TASK BRIEF –
Take every line from the listing below that includes "double" and copy it.

DATA LISTING –
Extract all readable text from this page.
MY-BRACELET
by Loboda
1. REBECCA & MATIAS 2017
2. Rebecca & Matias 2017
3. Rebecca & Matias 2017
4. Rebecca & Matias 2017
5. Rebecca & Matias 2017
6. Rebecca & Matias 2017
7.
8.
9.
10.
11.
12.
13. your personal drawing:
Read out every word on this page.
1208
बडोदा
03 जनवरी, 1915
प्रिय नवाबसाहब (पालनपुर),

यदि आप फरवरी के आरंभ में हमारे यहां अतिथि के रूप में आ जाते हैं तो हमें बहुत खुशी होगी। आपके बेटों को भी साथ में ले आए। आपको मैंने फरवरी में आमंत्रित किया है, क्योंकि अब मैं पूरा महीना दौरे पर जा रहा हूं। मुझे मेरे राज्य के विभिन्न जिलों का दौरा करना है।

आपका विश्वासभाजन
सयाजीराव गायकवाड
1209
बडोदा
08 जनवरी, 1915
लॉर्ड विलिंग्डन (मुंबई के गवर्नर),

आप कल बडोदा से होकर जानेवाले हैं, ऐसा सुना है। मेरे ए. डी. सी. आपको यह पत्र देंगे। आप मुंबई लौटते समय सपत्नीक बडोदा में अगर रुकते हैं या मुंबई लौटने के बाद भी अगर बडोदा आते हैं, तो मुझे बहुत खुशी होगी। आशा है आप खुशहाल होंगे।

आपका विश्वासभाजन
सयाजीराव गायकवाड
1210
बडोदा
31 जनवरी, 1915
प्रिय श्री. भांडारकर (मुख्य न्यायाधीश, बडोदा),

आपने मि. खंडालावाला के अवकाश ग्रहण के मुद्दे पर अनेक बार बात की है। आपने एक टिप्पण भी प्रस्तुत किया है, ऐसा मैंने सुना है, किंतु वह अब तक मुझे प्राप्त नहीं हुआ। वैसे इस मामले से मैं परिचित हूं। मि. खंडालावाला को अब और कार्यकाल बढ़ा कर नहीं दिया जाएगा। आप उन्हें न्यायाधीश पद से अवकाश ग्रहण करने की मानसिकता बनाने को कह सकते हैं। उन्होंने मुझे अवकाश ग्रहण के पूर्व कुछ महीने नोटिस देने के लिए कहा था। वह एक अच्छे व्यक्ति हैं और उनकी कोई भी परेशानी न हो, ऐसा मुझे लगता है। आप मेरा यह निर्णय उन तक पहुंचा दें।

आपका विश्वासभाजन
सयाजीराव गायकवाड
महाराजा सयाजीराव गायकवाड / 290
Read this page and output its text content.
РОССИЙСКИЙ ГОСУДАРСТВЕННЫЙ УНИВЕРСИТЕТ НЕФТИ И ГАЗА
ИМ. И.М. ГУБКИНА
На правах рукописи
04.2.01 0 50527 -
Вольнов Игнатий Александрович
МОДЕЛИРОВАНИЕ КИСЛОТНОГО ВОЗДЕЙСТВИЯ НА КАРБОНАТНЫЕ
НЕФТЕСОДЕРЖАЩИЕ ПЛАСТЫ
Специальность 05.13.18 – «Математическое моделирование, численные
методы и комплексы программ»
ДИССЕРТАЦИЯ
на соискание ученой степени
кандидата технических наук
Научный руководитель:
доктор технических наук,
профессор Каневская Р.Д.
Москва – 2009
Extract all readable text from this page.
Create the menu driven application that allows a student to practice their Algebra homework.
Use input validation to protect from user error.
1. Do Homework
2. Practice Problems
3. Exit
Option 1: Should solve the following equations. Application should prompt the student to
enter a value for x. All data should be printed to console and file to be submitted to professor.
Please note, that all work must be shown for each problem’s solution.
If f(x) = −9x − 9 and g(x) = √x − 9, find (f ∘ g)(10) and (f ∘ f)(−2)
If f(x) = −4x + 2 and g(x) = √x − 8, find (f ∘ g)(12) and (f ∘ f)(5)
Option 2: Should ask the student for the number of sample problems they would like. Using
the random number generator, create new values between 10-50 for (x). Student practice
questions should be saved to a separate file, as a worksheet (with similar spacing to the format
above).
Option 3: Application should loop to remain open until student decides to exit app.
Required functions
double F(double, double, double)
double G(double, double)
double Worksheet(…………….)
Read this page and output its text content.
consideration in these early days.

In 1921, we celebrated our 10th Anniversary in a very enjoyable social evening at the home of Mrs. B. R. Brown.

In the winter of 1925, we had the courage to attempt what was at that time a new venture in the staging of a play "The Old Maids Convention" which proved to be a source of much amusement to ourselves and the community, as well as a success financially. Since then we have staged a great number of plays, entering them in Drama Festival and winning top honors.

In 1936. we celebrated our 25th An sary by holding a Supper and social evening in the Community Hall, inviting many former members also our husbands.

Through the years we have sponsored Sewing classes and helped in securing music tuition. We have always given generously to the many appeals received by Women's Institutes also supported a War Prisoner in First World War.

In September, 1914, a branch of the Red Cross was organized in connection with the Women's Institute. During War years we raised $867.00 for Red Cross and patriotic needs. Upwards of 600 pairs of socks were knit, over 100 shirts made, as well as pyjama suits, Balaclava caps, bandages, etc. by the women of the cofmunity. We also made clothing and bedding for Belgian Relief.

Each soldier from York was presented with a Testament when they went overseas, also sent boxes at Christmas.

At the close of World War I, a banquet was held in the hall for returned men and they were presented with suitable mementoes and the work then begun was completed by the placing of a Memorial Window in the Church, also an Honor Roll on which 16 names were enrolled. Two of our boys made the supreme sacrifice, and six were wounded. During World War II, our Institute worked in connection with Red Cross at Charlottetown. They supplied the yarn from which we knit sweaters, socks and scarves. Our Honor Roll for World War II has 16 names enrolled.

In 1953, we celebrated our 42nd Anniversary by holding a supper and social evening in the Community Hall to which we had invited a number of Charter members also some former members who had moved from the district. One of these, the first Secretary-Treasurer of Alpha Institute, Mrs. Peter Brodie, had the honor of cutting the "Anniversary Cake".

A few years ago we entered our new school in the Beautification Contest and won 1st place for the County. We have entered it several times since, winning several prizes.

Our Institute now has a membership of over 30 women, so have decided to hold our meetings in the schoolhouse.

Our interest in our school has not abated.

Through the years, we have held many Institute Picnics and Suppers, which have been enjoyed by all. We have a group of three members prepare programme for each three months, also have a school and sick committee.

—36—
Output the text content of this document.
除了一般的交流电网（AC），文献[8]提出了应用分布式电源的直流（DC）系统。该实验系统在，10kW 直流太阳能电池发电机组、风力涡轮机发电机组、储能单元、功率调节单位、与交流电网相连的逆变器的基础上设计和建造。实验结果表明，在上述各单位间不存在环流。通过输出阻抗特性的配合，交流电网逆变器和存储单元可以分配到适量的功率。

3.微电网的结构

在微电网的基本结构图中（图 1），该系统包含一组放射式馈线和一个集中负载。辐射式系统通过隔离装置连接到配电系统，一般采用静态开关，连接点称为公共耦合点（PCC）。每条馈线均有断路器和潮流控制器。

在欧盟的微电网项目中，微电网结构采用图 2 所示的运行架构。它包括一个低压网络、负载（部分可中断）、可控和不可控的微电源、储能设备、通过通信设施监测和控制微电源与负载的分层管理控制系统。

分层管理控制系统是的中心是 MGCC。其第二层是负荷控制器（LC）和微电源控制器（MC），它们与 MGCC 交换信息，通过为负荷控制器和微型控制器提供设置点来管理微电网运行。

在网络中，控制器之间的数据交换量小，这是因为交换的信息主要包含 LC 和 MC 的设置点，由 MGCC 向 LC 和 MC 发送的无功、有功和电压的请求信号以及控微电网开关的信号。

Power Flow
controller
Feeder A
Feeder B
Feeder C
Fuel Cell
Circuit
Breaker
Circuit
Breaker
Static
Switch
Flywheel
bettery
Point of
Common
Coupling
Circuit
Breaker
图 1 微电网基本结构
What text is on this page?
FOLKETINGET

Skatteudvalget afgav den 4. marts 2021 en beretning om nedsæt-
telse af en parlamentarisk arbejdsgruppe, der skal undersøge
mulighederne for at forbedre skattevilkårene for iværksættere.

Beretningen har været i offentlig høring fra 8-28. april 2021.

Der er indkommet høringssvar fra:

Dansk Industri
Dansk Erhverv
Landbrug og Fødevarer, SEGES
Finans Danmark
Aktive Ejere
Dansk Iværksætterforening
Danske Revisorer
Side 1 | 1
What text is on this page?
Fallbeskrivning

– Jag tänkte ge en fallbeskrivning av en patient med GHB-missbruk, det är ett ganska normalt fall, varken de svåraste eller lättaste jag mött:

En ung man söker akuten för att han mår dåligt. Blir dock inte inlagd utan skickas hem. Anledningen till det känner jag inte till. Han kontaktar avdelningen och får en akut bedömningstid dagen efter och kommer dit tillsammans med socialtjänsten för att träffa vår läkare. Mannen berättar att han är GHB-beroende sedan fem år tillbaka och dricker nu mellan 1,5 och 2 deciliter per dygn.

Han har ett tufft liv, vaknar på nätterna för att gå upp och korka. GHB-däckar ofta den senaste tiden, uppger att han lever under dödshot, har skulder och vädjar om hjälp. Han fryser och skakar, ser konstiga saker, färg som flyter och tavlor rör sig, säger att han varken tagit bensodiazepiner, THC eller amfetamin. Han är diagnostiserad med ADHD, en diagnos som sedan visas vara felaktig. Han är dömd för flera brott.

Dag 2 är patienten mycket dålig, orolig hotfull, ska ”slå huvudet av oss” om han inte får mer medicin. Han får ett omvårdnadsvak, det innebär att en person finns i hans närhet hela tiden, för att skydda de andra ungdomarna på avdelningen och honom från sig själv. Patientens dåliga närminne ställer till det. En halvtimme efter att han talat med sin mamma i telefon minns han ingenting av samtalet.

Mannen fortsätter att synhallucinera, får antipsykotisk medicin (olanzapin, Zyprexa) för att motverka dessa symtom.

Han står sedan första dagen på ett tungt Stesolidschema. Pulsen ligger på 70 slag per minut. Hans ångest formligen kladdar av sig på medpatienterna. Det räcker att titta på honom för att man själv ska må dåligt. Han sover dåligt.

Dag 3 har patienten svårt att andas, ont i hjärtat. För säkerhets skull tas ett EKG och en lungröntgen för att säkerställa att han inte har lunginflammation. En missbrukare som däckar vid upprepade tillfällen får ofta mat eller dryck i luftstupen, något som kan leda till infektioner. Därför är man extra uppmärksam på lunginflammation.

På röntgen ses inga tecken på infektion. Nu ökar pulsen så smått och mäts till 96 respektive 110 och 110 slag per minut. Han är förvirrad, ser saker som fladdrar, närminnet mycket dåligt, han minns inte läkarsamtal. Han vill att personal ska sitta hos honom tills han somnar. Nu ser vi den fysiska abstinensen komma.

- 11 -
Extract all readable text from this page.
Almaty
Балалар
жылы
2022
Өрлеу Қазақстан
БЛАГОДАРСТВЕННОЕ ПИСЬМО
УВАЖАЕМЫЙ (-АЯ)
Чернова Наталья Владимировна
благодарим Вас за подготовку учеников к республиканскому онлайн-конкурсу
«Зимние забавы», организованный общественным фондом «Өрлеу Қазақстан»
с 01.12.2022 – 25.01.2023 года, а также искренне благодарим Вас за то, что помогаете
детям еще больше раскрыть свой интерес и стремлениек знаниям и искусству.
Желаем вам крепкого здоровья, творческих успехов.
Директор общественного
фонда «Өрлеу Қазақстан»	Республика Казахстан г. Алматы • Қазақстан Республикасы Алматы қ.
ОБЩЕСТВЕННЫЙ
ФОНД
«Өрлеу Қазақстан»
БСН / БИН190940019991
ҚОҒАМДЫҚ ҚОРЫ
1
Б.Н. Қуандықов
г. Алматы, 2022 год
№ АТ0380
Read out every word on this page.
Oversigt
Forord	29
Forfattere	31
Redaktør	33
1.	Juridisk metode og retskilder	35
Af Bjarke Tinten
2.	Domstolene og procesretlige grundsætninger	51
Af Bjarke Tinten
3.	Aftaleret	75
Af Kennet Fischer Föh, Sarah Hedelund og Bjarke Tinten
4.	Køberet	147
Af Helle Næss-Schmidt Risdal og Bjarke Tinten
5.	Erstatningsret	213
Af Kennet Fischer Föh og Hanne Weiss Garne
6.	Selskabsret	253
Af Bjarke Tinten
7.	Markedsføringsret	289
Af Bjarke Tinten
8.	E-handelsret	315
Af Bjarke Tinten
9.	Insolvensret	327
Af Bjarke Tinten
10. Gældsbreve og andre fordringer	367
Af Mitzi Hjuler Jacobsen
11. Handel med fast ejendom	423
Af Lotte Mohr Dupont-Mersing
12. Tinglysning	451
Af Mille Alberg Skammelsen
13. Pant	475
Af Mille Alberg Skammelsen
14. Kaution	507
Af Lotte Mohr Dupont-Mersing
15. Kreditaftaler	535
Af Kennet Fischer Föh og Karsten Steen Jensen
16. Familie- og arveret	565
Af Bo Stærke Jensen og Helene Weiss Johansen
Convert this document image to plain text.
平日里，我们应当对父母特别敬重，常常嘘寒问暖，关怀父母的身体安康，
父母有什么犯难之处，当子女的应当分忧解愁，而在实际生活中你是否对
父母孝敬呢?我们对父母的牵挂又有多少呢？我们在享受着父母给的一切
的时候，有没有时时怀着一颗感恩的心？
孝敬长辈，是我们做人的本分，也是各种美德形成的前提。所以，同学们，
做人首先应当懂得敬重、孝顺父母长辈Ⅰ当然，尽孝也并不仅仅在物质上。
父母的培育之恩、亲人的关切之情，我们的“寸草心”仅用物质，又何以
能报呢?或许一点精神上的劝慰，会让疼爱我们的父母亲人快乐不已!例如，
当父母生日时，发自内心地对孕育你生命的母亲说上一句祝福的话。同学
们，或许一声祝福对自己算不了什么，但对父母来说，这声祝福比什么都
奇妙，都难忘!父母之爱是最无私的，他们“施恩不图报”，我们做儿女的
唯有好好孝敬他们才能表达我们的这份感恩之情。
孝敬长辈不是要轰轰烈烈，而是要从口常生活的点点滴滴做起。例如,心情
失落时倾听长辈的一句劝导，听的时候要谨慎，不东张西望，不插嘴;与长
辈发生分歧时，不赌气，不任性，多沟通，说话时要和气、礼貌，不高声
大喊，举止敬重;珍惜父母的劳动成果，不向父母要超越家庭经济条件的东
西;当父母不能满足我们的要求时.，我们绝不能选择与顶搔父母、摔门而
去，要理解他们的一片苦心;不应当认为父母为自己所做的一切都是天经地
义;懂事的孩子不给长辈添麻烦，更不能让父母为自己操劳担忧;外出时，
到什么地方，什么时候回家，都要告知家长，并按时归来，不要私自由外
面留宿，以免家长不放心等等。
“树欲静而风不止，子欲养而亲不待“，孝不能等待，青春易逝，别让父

THE COMPLETED TASK –
double F(double, double, double)
double G(double, double)
double Worksheet(…………….)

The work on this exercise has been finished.